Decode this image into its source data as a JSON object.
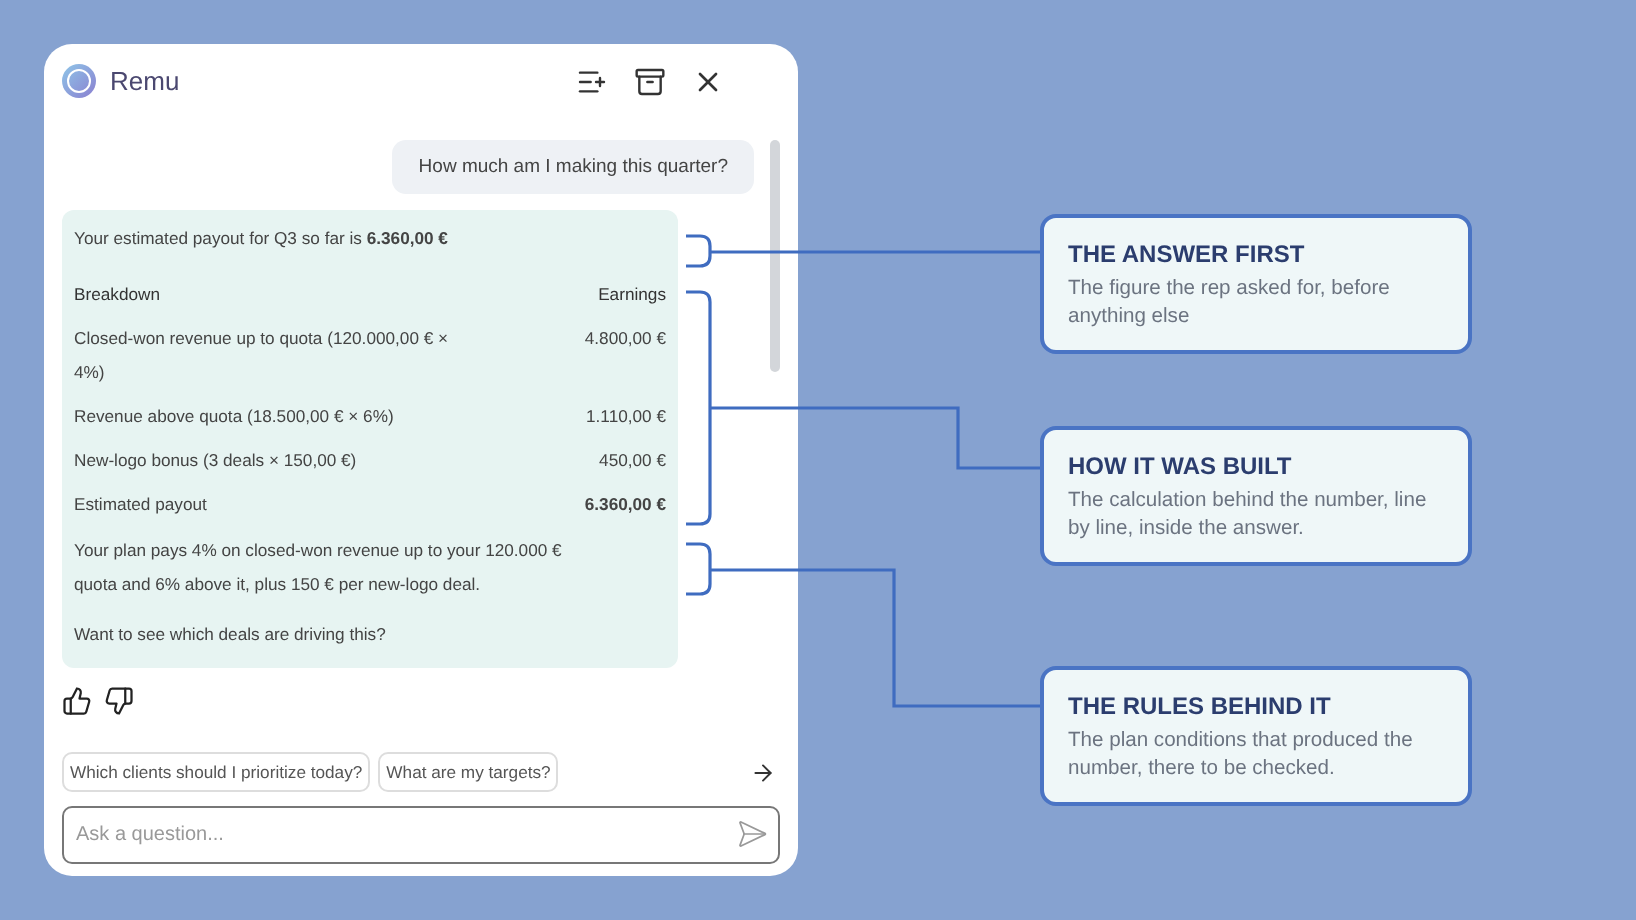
{
  "app": {
    "title": "Remu"
  },
  "conversation": {
    "user_message": "How much am I making this quarter?",
    "answer": {
      "summary": "Your estimated payout for Q3 so far is **6.360,00 €**",
      "table": {
        "columns": [
          "Breakdown",
          "Earnings"
        ],
        "rows": [
          {
            "label": "Closed-won revenue up to quota (120.000,00 € × 4%)",
            "amount": "4.800,00 €",
            "kind": "line"
          },
          {
            "label": "Revenue above quota (18.500,00 € × 6%)",
            "amount": "1.110,00 €",
            "kind": "line"
          },
          {
            "label": "New-logo bonus (3 deals × 150,00 €)",
            "amount": "450,00 €",
            "kind": "line"
          },
          {
            "label": "Estimated payout",
            "amount": "6.360,00 €",
            "kind": "total"
          }
        ]
      },
      "explanation": "Your plan pays 4% on closed-won revenue up to your 120.000 € quota and 6% above it, plus 150 € per new-logo deal.",
      "follow_up": "Want to see which deals are driving this?"
    }
  },
  "suggestions": [
    "Which clients should I prioritize today?",
    "What are my targets?"
  ],
  "composer": {
    "placeholder": "Ask a question..."
  },
  "callouts": [
    {
      "title": "THE ANSWER FIRST",
      "text": "The figure the rep asked for, before anything else"
    },
    {
      "title": "HOW IT WAS BUILT",
      "text": "The calculation behind the number, line by line, inside the answer."
    },
    {
      "title": "THE RULES BEHIND IT",
      "text": "The plan conditions that produced the number, there to be checked."
    }
  ]
}
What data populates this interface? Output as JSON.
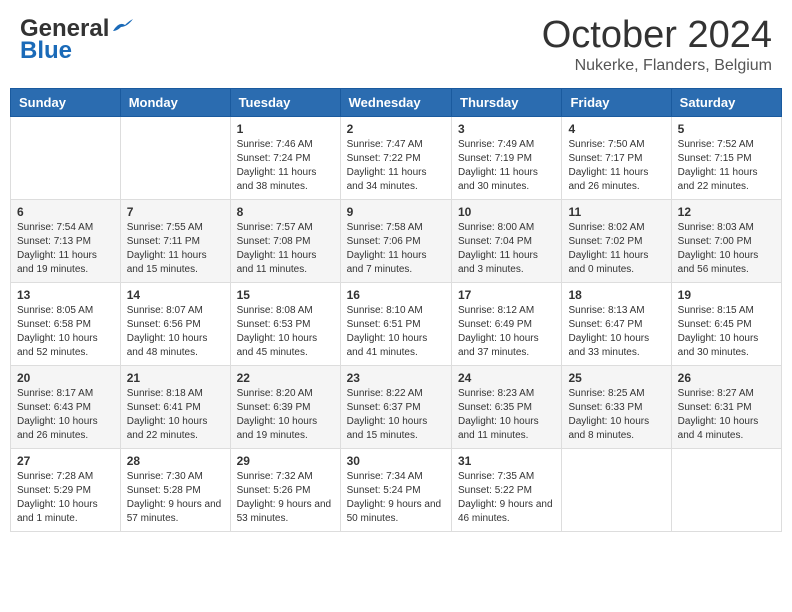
{
  "header": {
    "logo_general": "General",
    "logo_blue": "Blue",
    "month_title": "October 2024",
    "location": "Nukerke, Flanders, Belgium"
  },
  "columns": [
    "Sunday",
    "Monday",
    "Tuesday",
    "Wednesday",
    "Thursday",
    "Friday",
    "Saturday"
  ],
  "weeks": [
    [
      {
        "day": "",
        "sunrise": "",
        "sunset": "",
        "daylight": ""
      },
      {
        "day": "",
        "sunrise": "",
        "sunset": "",
        "daylight": ""
      },
      {
        "day": "1",
        "sunrise": "Sunrise: 7:46 AM",
        "sunset": "Sunset: 7:24 PM",
        "daylight": "Daylight: 11 hours and 38 minutes."
      },
      {
        "day": "2",
        "sunrise": "Sunrise: 7:47 AM",
        "sunset": "Sunset: 7:22 PM",
        "daylight": "Daylight: 11 hours and 34 minutes."
      },
      {
        "day": "3",
        "sunrise": "Sunrise: 7:49 AM",
        "sunset": "Sunset: 7:19 PM",
        "daylight": "Daylight: 11 hours and 30 minutes."
      },
      {
        "day": "4",
        "sunrise": "Sunrise: 7:50 AM",
        "sunset": "Sunset: 7:17 PM",
        "daylight": "Daylight: 11 hours and 26 minutes."
      },
      {
        "day": "5",
        "sunrise": "Sunrise: 7:52 AM",
        "sunset": "Sunset: 7:15 PM",
        "daylight": "Daylight: 11 hours and 22 minutes."
      }
    ],
    [
      {
        "day": "6",
        "sunrise": "Sunrise: 7:54 AM",
        "sunset": "Sunset: 7:13 PM",
        "daylight": "Daylight: 11 hours and 19 minutes."
      },
      {
        "day": "7",
        "sunrise": "Sunrise: 7:55 AM",
        "sunset": "Sunset: 7:11 PM",
        "daylight": "Daylight: 11 hours and 15 minutes."
      },
      {
        "day": "8",
        "sunrise": "Sunrise: 7:57 AM",
        "sunset": "Sunset: 7:08 PM",
        "daylight": "Daylight: 11 hours and 11 minutes."
      },
      {
        "day": "9",
        "sunrise": "Sunrise: 7:58 AM",
        "sunset": "Sunset: 7:06 PM",
        "daylight": "Daylight: 11 hours and 7 minutes."
      },
      {
        "day": "10",
        "sunrise": "Sunrise: 8:00 AM",
        "sunset": "Sunset: 7:04 PM",
        "daylight": "Daylight: 11 hours and 3 minutes."
      },
      {
        "day": "11",
        "sunrise": "Sunrise: 8:02 AM",
        "sunset": "Sunset: 7:02 PM",
        "daylight": "Daylight: 11 hours and 0 minutes."
      },
      {
        "day": "12",
        "sunrise": "Sunrise: 8:03 AM",
        "sunset": "Sunset: 7:00 PM",
        "daylight": "Daylight: 10 hours and 56 minutes."
      }
    ],
    [
      {
        "day": "13",
        "sunrise": "Sunrise: 8:05 AM",
        "sunset": "Sunset: 6:58 PM",
        "daylight": "Daylight: 10 hours and 52 minutes."
      },
      {
        "day": "14",
        "sunrise": "Sunrise: 8:07 AM",
        "sunset": "Sunset: 6:56 PM",
        "daylight": "Daylight: 10 hours and 48 minutes."
      },
      {
        "day": "15",
        "sunrise": "Sunrise: 8:08 AM",
        "sunset": "Sunset: 6:53 PM",
        "daylight": "Daylight: 10 hours and 45 minutes."
      },
      {
        "day": "16",
        "sunrise": "Sunrise: 8:10 AM",
        "sunset": "Sunset: 6:51 PM",
        "daylight": "Daylight: 10 hours and 41 minutes."
      },
      {
        "day": "17",
        "sunrise": "Sunrise: 8:12 AM",
        "sunset": "Sunset: 6:49 PM",
        "daylight": "Daylight: 10 hours and 37 minutes."
      },
      {
        "day": "18",
        "sunrise": "Sunrise: 8:13 AM",
        "sunset": "Sunset: 6:47 PM",
        "daylight": "Daylight: 10 hours and 33 minutes."
      },
      {
        "day": "19",
        "sunrise": "Sunrise: 8:15 AM",
        "sunset": "Sunset: 6:45 PM",
        "daylight": "Daylight: 10 hours and 30 minutes."
      }
    ],
    [
      {
        "day": "20",
        "sunrise": "Sunrise: 8:17 AM",
        "sunset": "Sunset: 6:43 PM",
        "daylight": "Daylight: 10 hours and 26 minutes."
      },
      {
        "day": "21",
        "sunrise": "Sunrise: 8:18 AM",
        "sunset": "Sunset: 6:41 PM",
        "daylight": "Daylight: 10 hours and 22 minutes."
      },
      {
        "day": "22",
        "sunrise": "Sunrise: 8:20 AM",
        "sunset": "Sunset: 6:39 PM",
        "daylight": "Daylight: 10 hours and 19 minutes."
      },
      {
        "day": "23",
        "sunrise": "Sunrise: 8:22 AM",
        "sunset": "Sunset: 6:37 PM",
        "daylight": "Daylight: 10 hours and 15 minutes."
      },
      {
        "day": "24",
        "sunrise": "Sunrise: 8:23 AM",
        "sunset": "Sunset: 6:35 PM",
        "daylight": "Daylight: 10 hours and 11 minutes."
      },
      {
        "day": "25",
        "sunrise": "Sunrise: 8:25 AM",
        "sunset": "Sunset: 6:33 PM",
        "daylight": "Daylight: 10 hours and 8 minutes."
      },
      {
        "day": "26",
        "sunrise": "Sunrise: 8:27 AM",
        "sunset": "Sunset: 6:31 PM",
        "daylight": "Daylight: 10 hours and 4 minutes."
      }
    ],
    [
      {
        "day": "27",
        "sunrise": "Sunrise: 7:28 AM",
        "sunset": "Sunset: 5:29 PM",
        "daylight": "Daylight: 10 hours and 1 minute."
      },
      {
        "day": "28",
        "sunrise": "Sunrise: 7:30 AM",
        "sunset": "Sunset: 5:28 PM",
        "daylight": "Daylight: 9 hours and 57 minutes."
      },
      {
        "day": "29",
        "sunrise": "Sunrise: 7:32 AM",
        "sunset": "Sunset: 5:26 PM",
        "daylight": "Daylight: 9 hours and 53 minutes."
      },
      {
        "day": "30",
        "sunrise": "Sunrise: 7:34 AM",
        "sunset": "Sunset: 5:24 PM",
        "daylight": "Daylight: 9 hours and 50 minutes."
      },
      {
        "day": "31",
        "sunrise": "Sunrise: 7:35 AM",
        "sunset": "Sunset: 5:22 PM",
        "daylight": "Daylight: 9 hours and 46 minutes."
      },
      {
        "day": "",
        "sunrise": "",
        "sunset": "",
        "daylight": ""
      },
      {
        "day": "",
        "sunrise": "",
        "sunset": "",
        "daylight": ""
      }
    ]
  ]
}
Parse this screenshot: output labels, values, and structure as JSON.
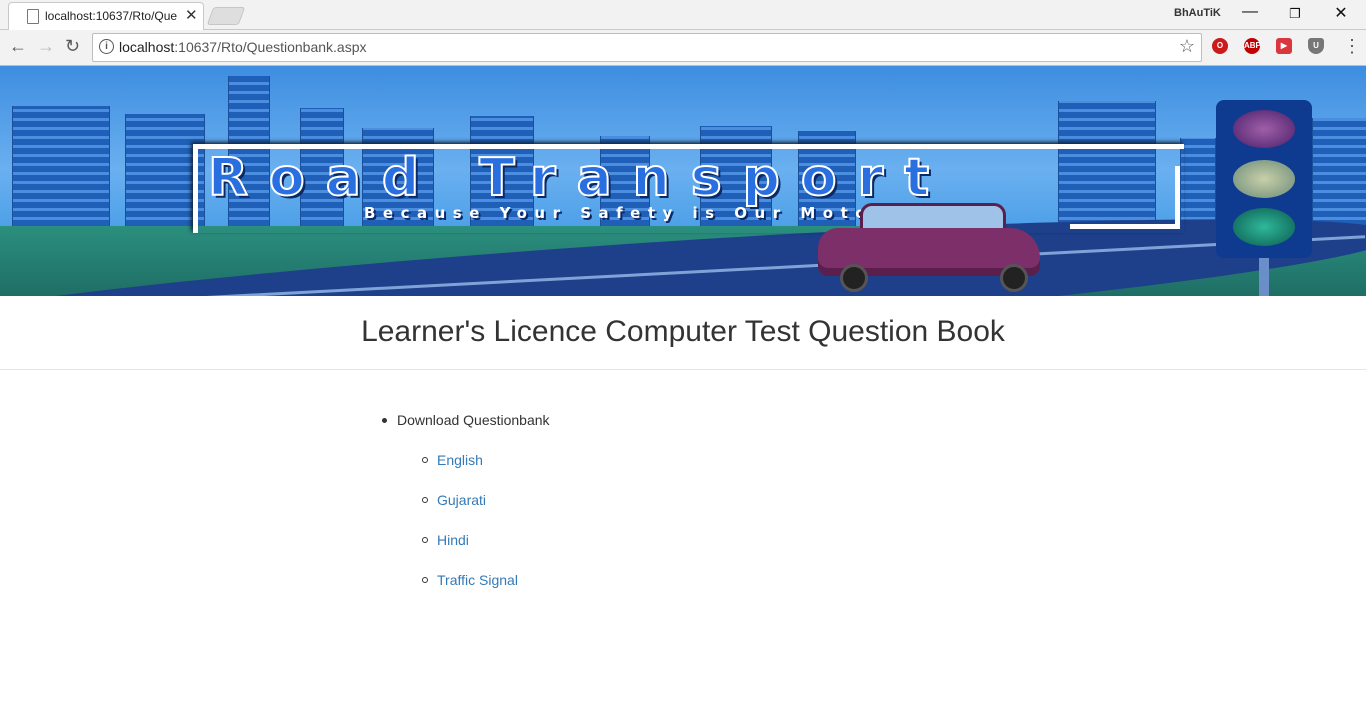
{
  "browser": {
    "tab_title": "localhost:10637/Rto/Que",
    "user_label": "BhAuTiK",
    "url_host": "localhost",
    "url_rest": ":10637/Rto/Questionbank.aspx",
    "window_controls": [
      "minimize-icon",
      "restore-icon",
      "close-icon"
    ],
    "extensions": [
      {
        "name": "opera-icon",
        "color": "#cc1a1a"
      },
      {
        "name": "adblock-plus-icon",
        "label": "ABP",
        "color": "#c20000"
      },
      {
        "name": "ext-red-icon",
        "color": "#d9363e"
      },
      {
        "name": "shield-icon",
        "color": "#777777"
      }
    ]
  },
  "banner": {
    "title": "Road Transport",
    "tagline": "Because Your Safety is Our Moto"
  },
  "page": {
    "heading": "Learner's Licence Computer Test Question Book",
    "list_item": "Download Questionbank",
    "links": [
      "English",
      "Gujarati",
      "Hindi",
      "Traffic Signal"
    ],
    "link_color": "#337ab7"
  }
}
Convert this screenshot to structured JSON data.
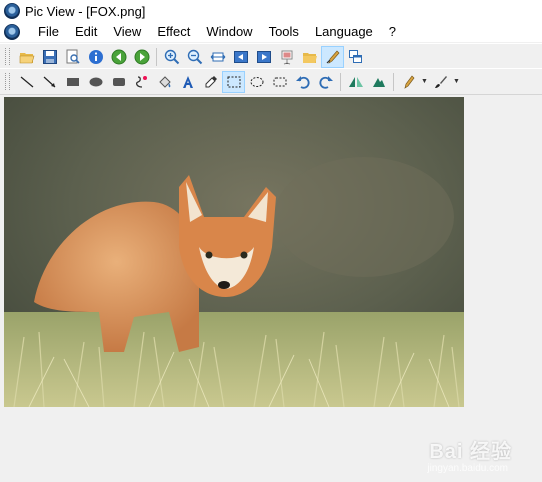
{
  "window": {
    "title": "Pic View - [FOX.png]"
  },
  "menu": {
    "items": [
      {
        "name": "menu-file",
        "label": "File"
      },
      {
        "name": "menu-edit",
        "label": "Edit"
      },
      {
        "name": "menu-view",
        "label": "View"
      },
      {
        "name": "menu-effect",
        "label": "Effect"
      },
      {
        "name": "menu-window",
        "label": "Window"
      },
      {
        "name": "menu-tools",
        "label": "Tools"
      },
      {
        "name": "menu-language",
        "label": "Language"
      },
      {
        "name": "menu-help",
        "label": "?"
      }
    ]
  },
  "toolbar_main": {
    "buttons": [
      "open-folder-icon",
      "save-icon",
      "print-preview-icon",
      "info-icon",
      "rotate-left-icon",
      "rotate-right-icon",
      "zoom-in-icon",
      "zoom-out-icon",
      "fit-width-icon",
      "previous-icon",
      "next-icon",
      "slideshow-icon",
      "open-icon",
      "draw-icon",
      "windows-icon"
    ],
    "active": "draw-icon"
  },
  "toolbar_draw": {
    "buttons": [
      "line-tool-icon",
      "arrow-tool-icon",
      "rectangle-tool-icon",
      "ellipse-tool-icon",
      "rounded-rect-tool-icon",
      "color-replace-icon",
      "fill-tool-icon",
      "text-tool-icon",
      "eyedropper-icon",
      "rect-select-icon",
      "ellipse-select-icon",
      "rounded-select-icon",
      "undo-icon",
      "redo-icon",
      "flip-horizontal-icon",
      "flip-vertical-icon",
      "pencil-icon",
      "brush-icon"
    ],
    "active": "rect-select-icon"
  },
  "image": {
    "description_name": "FOX.png"
  },
  "watermark": {
    "brand": "Bai 经验",
    "url": "jingyan.baidu.com"
  },
  "colors": {
    "selection": "#cce8ff",
    "window_bg": "#f0f0f0"
  }
}
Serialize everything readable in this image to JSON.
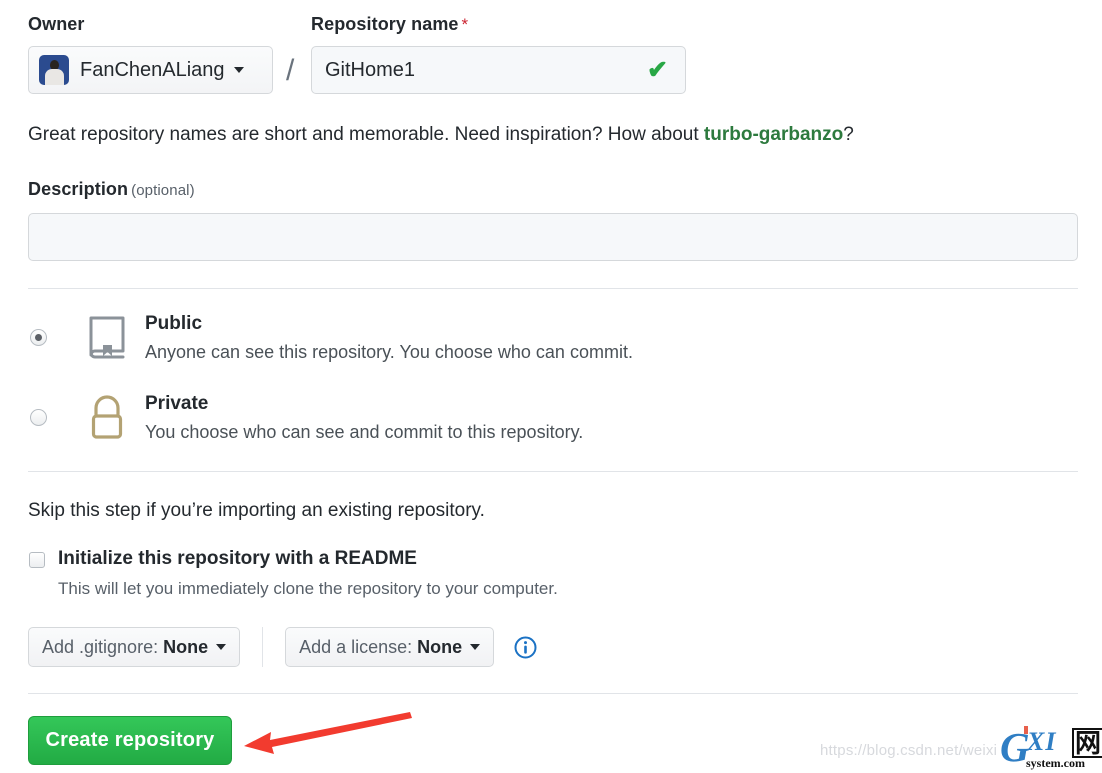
{
  "owner": {
    "label": "Owner",
    "name": "FanChenALiang"
  },
  "separator": "/",
  "repository": {
    "label": "Repository name",
    "required_mark": "*",
    "value": "GitHome1",
    "valid_mark": "✔"
  },
  "hint": {
    "before": "Great repository names are short and memorable. Need inspiration? How about ",
    "suggestion": "turbo-garbanzo",
    "after": "?"
  },
  "description": {
    "label": "Description",
    "optional": "(optional)",
    "value": "",
    "placeholder": ""
  },
  "visibility": {
    "options": [
      {
        "title": "Public",
        "subtitle": "Anyone can see this repository. You choose who can commit.",
        "icon": "repo-book-icon",
        "selected": true
      },
      {
        "title": "Private",
        "subtitle": "You choose who can see and commit to this repository.",
        "icon": "lock-icon",
        "selected": false
      }
    ]
  },
  "import": {
    "skip_text": "Skip this step if you’re importing an existing repository.",
    "readme_label": "Initialize this repository with a README",
    "readme_sub": "This will let you immediately clone the repository to your computer.",
    "readme_checked": false
  },
  "dropdowns": {
    "gitignore": {
      "prefix": "Add .gitignore:",
      "value": "None"
    },
    "license": {
      "prefix": "Add a license:",
      "value": "None"
    },
    "info_icon": "info-circle-icon"
  },
  "submit": {
    "label": "Create repository"
  },
  "annotation": {
    "arrow": "red-arrow-pointing-left"
  },
  "watermark": {
    "url": "https://blog.csdn.net/weixi",
    "logo_g": "G",
    "logo_xi": "XI",
    "logo_cjk": "网",
    "logo_sub": "system.com"
  },
  "colors": {
    "accent_green": "#22ab44",
    "link_green": "#2d7a3e",
    "required_red": "#cb2431",
    "info_blue": "#2f7ec4",
    "lock_tan": "#b3a273",
    "repo_gray": "#8b9299",
    "arrow_red": "#f23b2f"
  }
}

Problem description >> Gather all lines from the listing above in which "rounded" occurs.

Result for this task >>
      "rounded-rect-tool-icon",
      "rounded-select-icon",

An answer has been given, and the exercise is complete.